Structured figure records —
○ ○ ○ ○

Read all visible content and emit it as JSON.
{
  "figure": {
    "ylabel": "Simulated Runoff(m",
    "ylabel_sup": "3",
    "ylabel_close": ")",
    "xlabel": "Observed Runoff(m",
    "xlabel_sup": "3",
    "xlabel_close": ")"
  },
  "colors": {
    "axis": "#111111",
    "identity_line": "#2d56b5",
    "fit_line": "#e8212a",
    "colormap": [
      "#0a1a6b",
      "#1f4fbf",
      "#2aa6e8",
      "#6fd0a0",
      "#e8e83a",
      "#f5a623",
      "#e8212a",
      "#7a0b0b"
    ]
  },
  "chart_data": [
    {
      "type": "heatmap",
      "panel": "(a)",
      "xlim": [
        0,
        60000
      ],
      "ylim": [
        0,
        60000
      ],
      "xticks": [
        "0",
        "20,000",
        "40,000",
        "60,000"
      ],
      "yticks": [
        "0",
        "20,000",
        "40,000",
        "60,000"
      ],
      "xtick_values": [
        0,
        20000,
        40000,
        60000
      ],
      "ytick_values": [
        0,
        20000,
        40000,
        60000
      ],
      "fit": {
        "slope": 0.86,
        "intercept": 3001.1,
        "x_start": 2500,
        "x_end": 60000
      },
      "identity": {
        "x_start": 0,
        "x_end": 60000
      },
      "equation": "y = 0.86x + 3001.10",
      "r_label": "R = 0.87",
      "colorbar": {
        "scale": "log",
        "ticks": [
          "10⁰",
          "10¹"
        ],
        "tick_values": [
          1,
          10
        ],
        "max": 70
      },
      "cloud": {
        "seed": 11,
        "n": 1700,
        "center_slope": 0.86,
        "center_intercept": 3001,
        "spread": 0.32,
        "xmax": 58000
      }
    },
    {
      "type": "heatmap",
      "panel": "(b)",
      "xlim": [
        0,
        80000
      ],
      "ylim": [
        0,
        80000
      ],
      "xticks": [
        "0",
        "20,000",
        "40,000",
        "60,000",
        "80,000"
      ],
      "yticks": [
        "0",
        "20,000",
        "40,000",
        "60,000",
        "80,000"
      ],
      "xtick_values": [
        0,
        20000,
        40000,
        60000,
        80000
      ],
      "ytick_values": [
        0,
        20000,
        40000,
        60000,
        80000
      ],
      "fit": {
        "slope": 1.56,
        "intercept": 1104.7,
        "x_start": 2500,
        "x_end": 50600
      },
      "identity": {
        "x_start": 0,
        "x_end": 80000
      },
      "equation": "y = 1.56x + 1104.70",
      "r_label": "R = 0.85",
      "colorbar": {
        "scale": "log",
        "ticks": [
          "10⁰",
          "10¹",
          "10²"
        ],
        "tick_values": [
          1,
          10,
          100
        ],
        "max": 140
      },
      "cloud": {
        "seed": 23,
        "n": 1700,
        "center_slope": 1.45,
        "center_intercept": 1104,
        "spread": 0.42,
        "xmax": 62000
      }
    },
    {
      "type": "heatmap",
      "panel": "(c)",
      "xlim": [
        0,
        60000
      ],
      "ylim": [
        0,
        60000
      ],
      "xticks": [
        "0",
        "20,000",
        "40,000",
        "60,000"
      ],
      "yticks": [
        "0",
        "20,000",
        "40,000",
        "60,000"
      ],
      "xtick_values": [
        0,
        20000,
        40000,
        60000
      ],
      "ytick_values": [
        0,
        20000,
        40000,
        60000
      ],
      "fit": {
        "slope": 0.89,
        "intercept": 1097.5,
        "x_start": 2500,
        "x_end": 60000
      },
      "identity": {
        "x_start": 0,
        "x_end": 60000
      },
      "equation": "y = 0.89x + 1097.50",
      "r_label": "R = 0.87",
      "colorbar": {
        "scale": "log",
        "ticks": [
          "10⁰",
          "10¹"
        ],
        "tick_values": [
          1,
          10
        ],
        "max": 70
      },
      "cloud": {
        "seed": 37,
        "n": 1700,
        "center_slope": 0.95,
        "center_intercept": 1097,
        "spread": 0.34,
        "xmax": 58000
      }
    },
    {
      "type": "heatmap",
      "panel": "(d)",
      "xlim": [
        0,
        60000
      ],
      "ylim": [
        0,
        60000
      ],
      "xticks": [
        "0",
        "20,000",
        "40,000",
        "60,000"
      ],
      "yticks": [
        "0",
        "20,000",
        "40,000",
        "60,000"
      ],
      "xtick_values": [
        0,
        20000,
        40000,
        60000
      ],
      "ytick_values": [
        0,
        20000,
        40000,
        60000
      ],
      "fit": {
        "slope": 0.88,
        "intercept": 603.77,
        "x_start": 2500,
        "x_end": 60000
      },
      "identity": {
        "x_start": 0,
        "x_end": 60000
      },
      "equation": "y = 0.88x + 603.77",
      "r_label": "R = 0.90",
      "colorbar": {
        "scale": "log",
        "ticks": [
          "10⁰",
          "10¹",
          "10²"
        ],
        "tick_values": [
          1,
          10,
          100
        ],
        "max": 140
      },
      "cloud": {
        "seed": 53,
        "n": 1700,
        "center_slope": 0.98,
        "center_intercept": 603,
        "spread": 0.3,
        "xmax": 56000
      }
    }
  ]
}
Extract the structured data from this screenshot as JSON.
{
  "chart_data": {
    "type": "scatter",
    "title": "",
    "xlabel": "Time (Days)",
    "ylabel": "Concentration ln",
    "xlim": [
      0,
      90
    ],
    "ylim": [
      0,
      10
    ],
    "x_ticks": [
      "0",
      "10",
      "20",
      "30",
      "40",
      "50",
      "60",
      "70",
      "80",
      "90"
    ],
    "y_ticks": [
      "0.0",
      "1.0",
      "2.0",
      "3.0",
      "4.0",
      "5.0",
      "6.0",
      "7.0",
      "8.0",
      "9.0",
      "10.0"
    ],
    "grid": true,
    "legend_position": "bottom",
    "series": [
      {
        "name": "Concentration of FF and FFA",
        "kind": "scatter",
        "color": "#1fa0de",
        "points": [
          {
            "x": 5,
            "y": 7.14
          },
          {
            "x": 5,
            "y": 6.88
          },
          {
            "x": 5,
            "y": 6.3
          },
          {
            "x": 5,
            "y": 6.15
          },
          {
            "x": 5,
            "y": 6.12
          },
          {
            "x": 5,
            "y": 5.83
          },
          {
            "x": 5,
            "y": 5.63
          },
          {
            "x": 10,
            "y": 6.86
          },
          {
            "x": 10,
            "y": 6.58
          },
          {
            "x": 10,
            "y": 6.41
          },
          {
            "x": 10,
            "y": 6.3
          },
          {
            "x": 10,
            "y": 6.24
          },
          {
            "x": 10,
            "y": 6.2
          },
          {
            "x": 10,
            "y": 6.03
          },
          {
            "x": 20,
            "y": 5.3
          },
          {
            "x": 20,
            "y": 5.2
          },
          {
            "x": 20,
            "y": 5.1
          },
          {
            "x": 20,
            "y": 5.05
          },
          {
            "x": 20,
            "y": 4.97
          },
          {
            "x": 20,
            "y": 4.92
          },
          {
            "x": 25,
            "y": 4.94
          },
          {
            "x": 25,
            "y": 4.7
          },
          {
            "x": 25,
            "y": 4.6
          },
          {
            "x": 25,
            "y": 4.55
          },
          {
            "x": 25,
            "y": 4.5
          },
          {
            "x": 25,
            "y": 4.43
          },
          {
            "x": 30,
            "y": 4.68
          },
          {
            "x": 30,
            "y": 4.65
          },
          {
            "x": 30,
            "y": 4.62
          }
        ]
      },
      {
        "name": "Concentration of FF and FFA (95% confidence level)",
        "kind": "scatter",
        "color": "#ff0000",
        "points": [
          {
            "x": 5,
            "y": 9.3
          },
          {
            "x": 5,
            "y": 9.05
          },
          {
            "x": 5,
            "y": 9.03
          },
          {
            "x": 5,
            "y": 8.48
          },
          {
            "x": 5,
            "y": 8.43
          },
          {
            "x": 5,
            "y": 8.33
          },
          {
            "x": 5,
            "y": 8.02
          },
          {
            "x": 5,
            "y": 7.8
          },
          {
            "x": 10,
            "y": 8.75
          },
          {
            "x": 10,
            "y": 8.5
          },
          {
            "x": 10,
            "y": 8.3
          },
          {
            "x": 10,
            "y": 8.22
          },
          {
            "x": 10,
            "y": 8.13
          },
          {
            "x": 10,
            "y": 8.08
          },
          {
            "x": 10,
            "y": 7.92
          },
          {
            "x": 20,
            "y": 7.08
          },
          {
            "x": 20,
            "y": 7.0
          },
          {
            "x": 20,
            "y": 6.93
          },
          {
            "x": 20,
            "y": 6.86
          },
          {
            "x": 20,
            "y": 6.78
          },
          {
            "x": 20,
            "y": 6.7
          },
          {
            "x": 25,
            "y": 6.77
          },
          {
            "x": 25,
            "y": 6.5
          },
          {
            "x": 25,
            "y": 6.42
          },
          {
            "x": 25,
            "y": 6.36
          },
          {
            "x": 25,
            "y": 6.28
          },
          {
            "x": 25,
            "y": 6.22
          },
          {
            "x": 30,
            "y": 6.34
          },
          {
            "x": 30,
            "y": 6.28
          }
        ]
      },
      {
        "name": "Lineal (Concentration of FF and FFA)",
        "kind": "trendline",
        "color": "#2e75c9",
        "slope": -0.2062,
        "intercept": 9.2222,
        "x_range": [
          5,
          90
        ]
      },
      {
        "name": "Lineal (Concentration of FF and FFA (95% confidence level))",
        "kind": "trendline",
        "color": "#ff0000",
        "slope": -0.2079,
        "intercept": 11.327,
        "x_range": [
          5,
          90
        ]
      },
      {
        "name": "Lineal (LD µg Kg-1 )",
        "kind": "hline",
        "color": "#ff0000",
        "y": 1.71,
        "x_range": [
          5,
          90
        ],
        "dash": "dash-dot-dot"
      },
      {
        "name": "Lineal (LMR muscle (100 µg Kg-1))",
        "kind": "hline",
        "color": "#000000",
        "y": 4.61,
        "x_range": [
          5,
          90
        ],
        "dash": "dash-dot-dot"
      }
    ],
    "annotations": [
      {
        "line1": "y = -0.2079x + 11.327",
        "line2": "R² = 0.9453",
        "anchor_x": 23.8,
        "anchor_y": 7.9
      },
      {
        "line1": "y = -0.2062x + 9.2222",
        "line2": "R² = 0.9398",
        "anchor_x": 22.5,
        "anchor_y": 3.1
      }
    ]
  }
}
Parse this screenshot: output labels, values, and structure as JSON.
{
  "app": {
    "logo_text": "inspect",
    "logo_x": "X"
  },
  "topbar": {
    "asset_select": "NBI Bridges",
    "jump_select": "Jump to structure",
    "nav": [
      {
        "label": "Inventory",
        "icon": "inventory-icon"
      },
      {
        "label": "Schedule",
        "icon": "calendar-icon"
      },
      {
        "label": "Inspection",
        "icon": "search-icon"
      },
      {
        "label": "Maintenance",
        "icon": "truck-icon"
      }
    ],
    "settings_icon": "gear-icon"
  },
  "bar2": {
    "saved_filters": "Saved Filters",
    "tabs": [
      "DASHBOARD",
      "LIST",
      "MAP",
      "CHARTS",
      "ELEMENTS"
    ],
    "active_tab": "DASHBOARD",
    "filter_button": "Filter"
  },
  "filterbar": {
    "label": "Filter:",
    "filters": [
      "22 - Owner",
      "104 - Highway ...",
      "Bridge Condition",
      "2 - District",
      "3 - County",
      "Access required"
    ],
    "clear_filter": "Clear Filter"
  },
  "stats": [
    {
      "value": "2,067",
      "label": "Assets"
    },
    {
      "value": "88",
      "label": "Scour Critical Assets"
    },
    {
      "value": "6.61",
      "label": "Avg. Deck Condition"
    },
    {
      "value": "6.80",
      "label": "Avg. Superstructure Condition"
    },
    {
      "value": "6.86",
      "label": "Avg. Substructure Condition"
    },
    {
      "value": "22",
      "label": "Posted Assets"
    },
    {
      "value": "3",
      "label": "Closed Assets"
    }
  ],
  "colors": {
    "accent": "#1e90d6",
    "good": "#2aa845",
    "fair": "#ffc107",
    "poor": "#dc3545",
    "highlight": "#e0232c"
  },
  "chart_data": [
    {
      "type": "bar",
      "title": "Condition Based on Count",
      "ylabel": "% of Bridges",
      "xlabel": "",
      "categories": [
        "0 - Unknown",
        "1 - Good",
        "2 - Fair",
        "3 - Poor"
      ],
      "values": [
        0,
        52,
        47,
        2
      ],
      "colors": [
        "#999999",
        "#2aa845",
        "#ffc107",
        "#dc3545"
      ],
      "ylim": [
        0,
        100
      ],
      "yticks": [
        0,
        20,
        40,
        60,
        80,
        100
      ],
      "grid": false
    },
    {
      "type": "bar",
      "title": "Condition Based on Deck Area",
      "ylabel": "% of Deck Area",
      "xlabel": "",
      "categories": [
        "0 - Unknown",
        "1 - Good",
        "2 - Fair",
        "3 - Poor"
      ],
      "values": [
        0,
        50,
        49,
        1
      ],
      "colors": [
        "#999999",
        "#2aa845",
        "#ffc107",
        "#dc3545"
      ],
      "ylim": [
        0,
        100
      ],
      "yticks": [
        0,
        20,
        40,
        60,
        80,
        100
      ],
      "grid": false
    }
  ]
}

○ ○ ○ ○

Do this —
Your answer should be a single number: the count of lines in the entries that contain the word "Lineal".

Written solution —
4